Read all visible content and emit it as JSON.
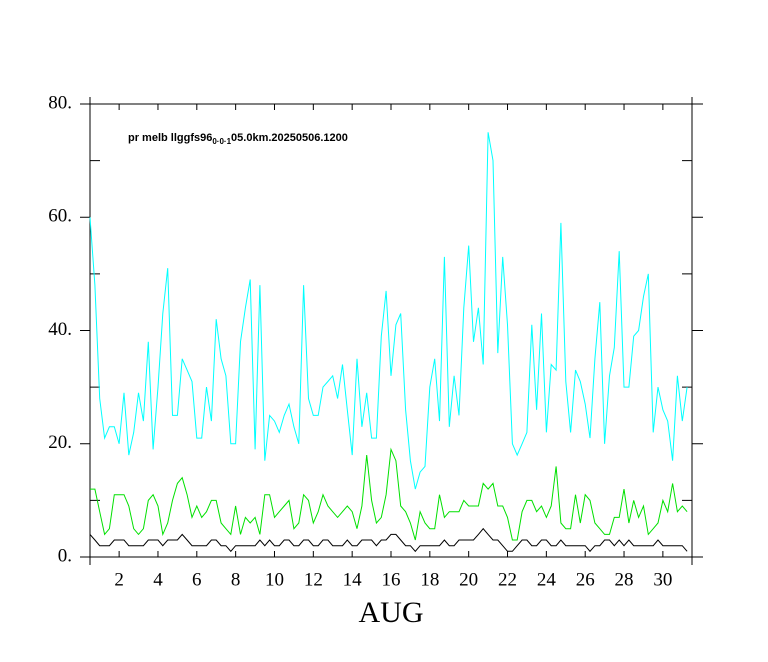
{
  "chart_data": {
    "type": "line",
    "annotation": {
      "text": "pr melb llggfs96",
      "subscript": "0·0·1",
      "suffix": "05.0km.20250506.1200"
    },
    "x_label": "AUG",
    "x": [
      1,
      1.25,
      1.5,
      1.75,
      2,
      2.25,
      2.5,
      2.75,
      3,
      3.25,
      3.5,
      3.75,
      4,
      4.25,
      4.5,
      4.75,
      5,
      5.25,
      5.5,
      5.75,
      6,
      6.25,
      6.5,
      6.75,
      7,
      7.25,
      7.5,
      7.75,
      8,
      8.25,
      8.5,
      8.75,
      9,
      9.25,
      9.5,
      9.75,
      10,
      10.25,
      10.5,
      10.75,
      11,
      11.25,
      11.5,
      11.75,
      12,
      12.25,
      12.5,
      12.75,
      13,
      13.25,
      13.5,
      13.75,
      14,
      14.25,
      14.5,
      14.75,
      15,
      15.25,
      15.5,
      15.75,
      16,
      16.25,
      16.5,
      16.75,
      17,
      17.25,
      17.5,
      17.75,
      18,
      18.25,
      18.5,
      18.75,
      19,
      19.25,
      19.5,
      19.75,
      20,
      20.25,
      20.5,
      20.75,
      21,
      21.25,
      21.5,
      21.75,
      22,
      22.25,
      22.5,
      22.75,
      23,
      23.25,
      23.5,
      23.75,
      24,
      24.25,
      24.5,
      24.75,
      25,
      25.25,
      25.5,
      25.75,
      26,
      26.25,
      26.5,
      26.75,
      27,
      27.25,
      27.5,
      27.75,
      28,
      28.25,
      28.5,
      28.75,
      29,
      29.25,
      29.5,
      29.75,
      30,
      30.25,
      30.5,
      30.75,
      31,
      31.25,
      31.5,
      31.75
    ],
    "series": [
      {
        "color": "#00ffff",
        "values": [
          60,
          48,
          28,
          21,
          23,
          23,
          20,
          29,
          18,
          22,
          29,
          24,
          38,
          19,
          30,
          43,
          51,
          25,
          25,
          35,
          33,
          31,
          21,
          21,
          30,
          24,
          42,
          35,
          32,
          20,
          20,
          38,
          44,
          49,
          19,
          48,
          17,
          25,
          24,
          22,
          25,
          27,
          23,
          20,
          48,
          28,
          25,
          25,
          30,
          31,
          32,
          28,
          34,
          26,
          18,
          35,
          23,
          29,
          21,
          21,
          39,
          47,
          32,
          41,
          43,
          26,
          17,
          12,
          15,
          16,
          30,
          35,
          24,
          53,
          23,
          32,
          25,
          44,
          55,
          38,
          44,
          34,
          75,
          70,
          36,
          53,
          41,
          20,
          18,
          20,
          22,
          41,
          26,
          43,
          22,
          34,
          33,
          59,
          31,
          22,
          33,
          31,
          27,
          21,
          35,
          45,
          20,
          32,
          37,
          54,
          30,
          30,
          39,
          40,
          46,
          50,
          22,
          30,
          26,
          24,
          17,
          32,
          24,
          30
        ]
      },
      {
        "color": "#00e000",
        "values": [
          12,
          12,
          8,
          4,
          5,
          11,
          11,
          11,
          9,
          5,
          4,
          5,
          10,
          11,
          9,
          4,
          6,
          10,
          13,
          14,
          11,
          7,
          9,
          7,
          8,
          10,
          10,
          6,
          5,
          4,
          9,
          4,
          7,
          6,
          7,
          4,
          11,
          11,
          7,
          8,
          9,
          10,
          5,
          6,
          11,
          10,
          6,
          8,
          11,
          9,
          8,
          7,
          8,
          9,
          8,
          5,
          9,
          18,
          10,
          6,
          7,
          11,
          19,
          17,
          9,
          8,
          6,
          3,
          8,
          6,
          5,
          5,
          11,
          7,
          8,
          8,
          8,
          10,
          9,
          9,
          9,
          13,
          12,
          13,
          9,
          9,
          7,
          3,
          3,
          8,
          10,
          10,
          8,
          9,
          7,
          9,
          16,
          6,
          5,
          5,
          11,
          6,
          11,
          10,
          6,
          5,
          4,
          4,
          7,
          7,
          12,
          6,
          10,
          7,
          9,
          4,
          5,
          6,
          10,
          8,
          13,
          8,
          9,
          8
        ]
      },
      {
        "color": "#000000",
        "values": [
          4,
          3,
          2,
          2,
          2,
          3,
          3,
          3,
          2,
          2,
          2,
          2,
          3,
          3,
          3,
          2,
          3,
          3,
          3,
          4,
          3,
          2,
          2,
          2,
          2,
          3,
          3,
          2,
          2,
          1,
          2,
          2,
          2,
          2,
          2,
          3,
          2,
          3,
          2,
          2,
          3,
          3,
          2,
          2,
          3,
          3,
          2,
          2,
          3,
          3,
          2,
          2,
          2,
          3,
          2,
          2,
          3,
          3,
          3,
          2,
          3,
          3,
          4,
          4,
          3,
          2,
          2,
          1,
          2,
          2,
          2,
          2,
          2,
          3,
          2,
          2,
          3,
          3,
          3,
          3,
          4,
          5,
          4,
          3,
          3,
          2,
          1,
          1,
          2,
          3,
          3,
          2,
          2,
          3,
          3,
          2,
          2,
          3,
          2,
          2,
          2,
          2,
          2,
          1,
          2,
          2,
          3,
          3,
          2,
          3,
          2,
          3,
          2,
          2,
          2,
          2,
          2,
          3,
          2,
          2,
          2,
          2,
          2,
          1
        ]
      }
    ],
    "xlim": [
      1,
      32
    ],
    "xticks": [
      {
        "value": 2.5,
        "label": "2"
      },
      {
        "value": 4.5,
        "label": "4"
      },
      {
        "value": 6.5,
        "label": "6"
      },
      {
        "value": 8.5,
        "label": "8"
      },
      {
        "value": 10.5,
        "label": "10"
      },
      {
        "value": 12.5,
        "label": "12"
      },
      {
        "value": 14.5,
        "label": "14"
      },
      {
        "value": 16.5,
        "label": "16"
      },
      {
        "value": 18.5,
        "label": "18"
      },
      {
        "value": 20.5,
        "label": "20"
      },
      {
        "value": 22.5,
        "label": "22"
      },
      {
        "value": 24.5,
        "label": "24"
      },
      {
        "value": 26.5,
        "label": "26"
      },
      {
        "value": 28.5,
        "label": "28"
      },
      {
        "value": 30.5,
        "label": "30"
      }
    ],
    "ylim": [
      0,
      80
    ],
    "yticks": [
      {
        "value": 0,
        "label": "0."
      },
      {
        "value": 20,
        "label": "20."
      },
      {
        "value": 40,
        "label": "40."
      },
      {
        "value": 60,
        "label": "60."
      },
      {
        "value": 80,
        "label": "80."
      }
    ],
    "yminorticks": [
      10,
      30,
      50,
      70
    ]
  }
}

+---+

* **Work required**
Transcribe the records verbatim and omit the images.

* **Solution to this task**
Read all visible content and emit it as JSON.
{
  "chart_data": {
    "type": "line",
    "annotation": {
      "text": "pr melb llggfs96",
      "subscript": "0·0·1",
      "suffix": "05.0km.20250506.1200"
    },
    "x_label": "AUG",
    "x": [
      1,
      1.25,
      1.5,
      1.75,
      2,
      2.25,
      2.5,
      2.75,
      3,
      3.25,
      3.5,
      3.75,
      4,
      4.25,
      4.5,
      4.75,
      5,
      5.25,
      5.5,
      5.75,
      6,
      6.25,
      6.5,
      6.75,
      7,
      7.25,
      7.5,
      7.75,
      8,
      8.25,
      8.5,
      8.75,
      9,
      9.25,
      9.5,
      9.75,
      10,
      10.25,
      10.5,
      10.75,
      11,
      11.25,
      11.5,
      11.75,
      12,
      12.25,
      12.5,
      12.75,
      13,
      13.25,
      13.5,
      13.75,
      14,
      14.25,
      14.5,
      14.75,
      15,
      15.25,
      15.5,
      15.75,
      16,
      16.25,
      16.5,
      16.75,
      17,
      17.25,
      17.5,
      17.75,
      18,
      18.25,
      18.5,
      18.75,
      19,
      19.25,
      19.5,
      19.75,
      20,
      20.25,
      20.5,
      20.75,
      21,
      21.25,
      21.5,
      21.75,
      22,
      22.25,
      22.5,
      22.75,
      23,
      23.25,
      23.5,
      23.75,
      24,
      24.25,
      24.5,
      24.75,
      25,
      25.25,
      25.5,
      25.75,
      26,
      26.25,
      26.5,
      26.75,
      27,
      27.25,
      27.5,
      27.75,
      28,
      28.25,
      28.5,
      28.75,
      29,
      29.25,
      29.5,
      29.75,
      30,
      30.25,
      30.5,
      30.75,
      31,
      31.25,
      31.5,
      31.75
    ],
    "series": [
      {
        "color": "#00ffff",
        "values": [
          60,
          48,
          28,
          21,
          23,
          23,
          20,
          29,
          18,
          22,
          29,
          24,
          38,
          19,
          30,
          43,
          51,
          25,
          25,
          35,
          33,
          31,
          21,
          21,
          30,
          24,
          42,
          35,
          32,
          20,
          20,
          38,
          44,
          49,
          19,
          48,
          17,
          25,
          24,
          22,
          25,
          27,
          23,
          20,
          48,
          28,
          25,
          25,
          30,
          31,
          32,
          28,
          34,
          26,
          18,
          35,
          23,
          29,
          21,
          21,
          39,
          47,
          32,
          41,
          43,
          26,
          17,
          12,
          15,
          16,
          30,
          35,
          24,
          53,
          23,
          32,
          25,
          44,
          55,
          38,
          44,
          34,
          75,
          70,
          36,
          53,
          41,
          20,
          18,
          20,
          22,
          41,
          26,
          43,
          22,
          34,
          33,
          59,
          31,
          22,
          33,
          31,
          27,
          21,
          35,
          45,
          20,
          32,
          37,
          54,
          30,
          30,
          39,
          40,
          46,
          50,
          22,
          30,
          26,
          24,
          17,
          32,
          24,
          30
        ]
      },
      {
        "color": "#00e000",
        "values": [
          12,
          12,
          8,
          4,
          5,
          11,
          11,
          11,
          9,
          5,
          4,
          5,
          10,
          11,
          9,
          4,
          6,
          10,
          13,
          14,
          11,
          7,
          9,
          7,
          8,
          10,
          10,
          6,
          5,
          4,
          9,
          4,
          7,
          6,
          7,
          4,
          11,
          11,
          7,
          8,
          9,
          10,
          5,
          6,
          11,
          10,
          6,
          8,
          11,
          9,
          8,
          7,
          8,
          9,
          8,
          5,
          9,
          18,
          10,
          6,
          7,
          11,
          19,
          17,
          9,
          8,
          6,
          3,
          8,
          6,
          5,
          5,
          11,
          7,
          8,
          8,
          8,
          10,
          9,
          9,
          9,
          13,
          12,
          13,
          9,
          9,
          7,
          3,
          3,
          8,
          10,
          10,
          8,
          9,
          7,
          9,
          16,
          6,
          5,
          5,
          11,
          6,
          11,
          10,
          6,
          5,
          4,
          4,
          7,
          7,
          12,
          6,
          10,
          7,
          9,
          4,
          5,
          6,
          10,
          8,
          13,
          8,
          9,
          8
        ]
      },
      {
        "color": "#000000",
        "values": [
          4,
          3,
          2,
          2,
          2,
          3,
          3,
          3,
          2,
          2,
          2,
          2,
          3,
          3,
          3,
          2,
          3,
          3,
          3,
          4,
          3,
          2,
          2,
          2,
          2,
          3,
          3,
          2,
          2,
          1,
          2,
          2,
          2,
          2,
          2,
          3,
          2,
          3,
          2,
          2,
          3,
          3,
          2,
          2,
          3,
          3,
          2,
          2,
          3,
          3,
          2,
          2,
          2,
          3,
          2,
          2,
          3,
          3,
          3,
          2,
          3,
          3,
          4,
          4,
          3,
          2,
          2,
          1,
          2,
          2,
          2,
          2,
          2,
          3,
          2,
          2,
          3,
          3,
          3,
          3,
          4,
          5,
          4,
          3,
          3,
          2,
          1,
          1,
          2,
          3,
          3,
          2,
          2,
          3,
          3,
          2,
          2,
          3,
          2,
          2,
          2,
          2,
          2,
          1,
          2,
          2,
          3,
          3,
          2,
          3,
          2,
          3,
          2,
          2,
          2,
          2,
          2,
          3,
          2,
          2,
          2,
          2,
          2,
          1
        ]
      }
    ],
    "xlim": [
      1,
      32
    ],
    "xticks": [
      {
        "value": 2.5,
        "label": "2"
      },
      {
        "value": 4.5,
        "label": "4"
      },
      {
        "value": 6.5,
        "label": "6"
      },
      {
        "value": 8.5,
        "label": "8"
      },
      {
        "value": 10.5,
        "label": "10"
      },
      {
        "value": 12.5,
        "label": "12"
      },
      {
        "value": 14.5,
        "label": "14"
      },
      {
        "value": 16.5,
        "label": "16"
      },
      {
        "value": 18.5,
        "label": "18"
      },
      {
        "value": 20.5,
        "label": "20"
      },
      {
        "value": 22.5,
        "label": "22"
      },
      {
        "value": 24.5,
        "label": "24"
      },
      {
        "value": 26.5,
        "label": "26"
      },
      {
        "value": 28.5,
        "label": "28"
      },
      {
        "value": 30.5,
        "label": "30"
      }
    ],
    "ylim": [
      0,
      80
    ],
    "yticks": [
      {
        "value": 0,
        "label": "0."
      },
      {
        "value": 20,
        "label": "20."
      },
      {
        "value": 40,
        "label": "40."
      },
      {
        "value": 60,
        "label": "60."
      },
      {
        "value": 80,
        "label": "80."
      }
    ],
    "yminorticks": [
      10,
      30,
      50,
      70
    ]
  }
}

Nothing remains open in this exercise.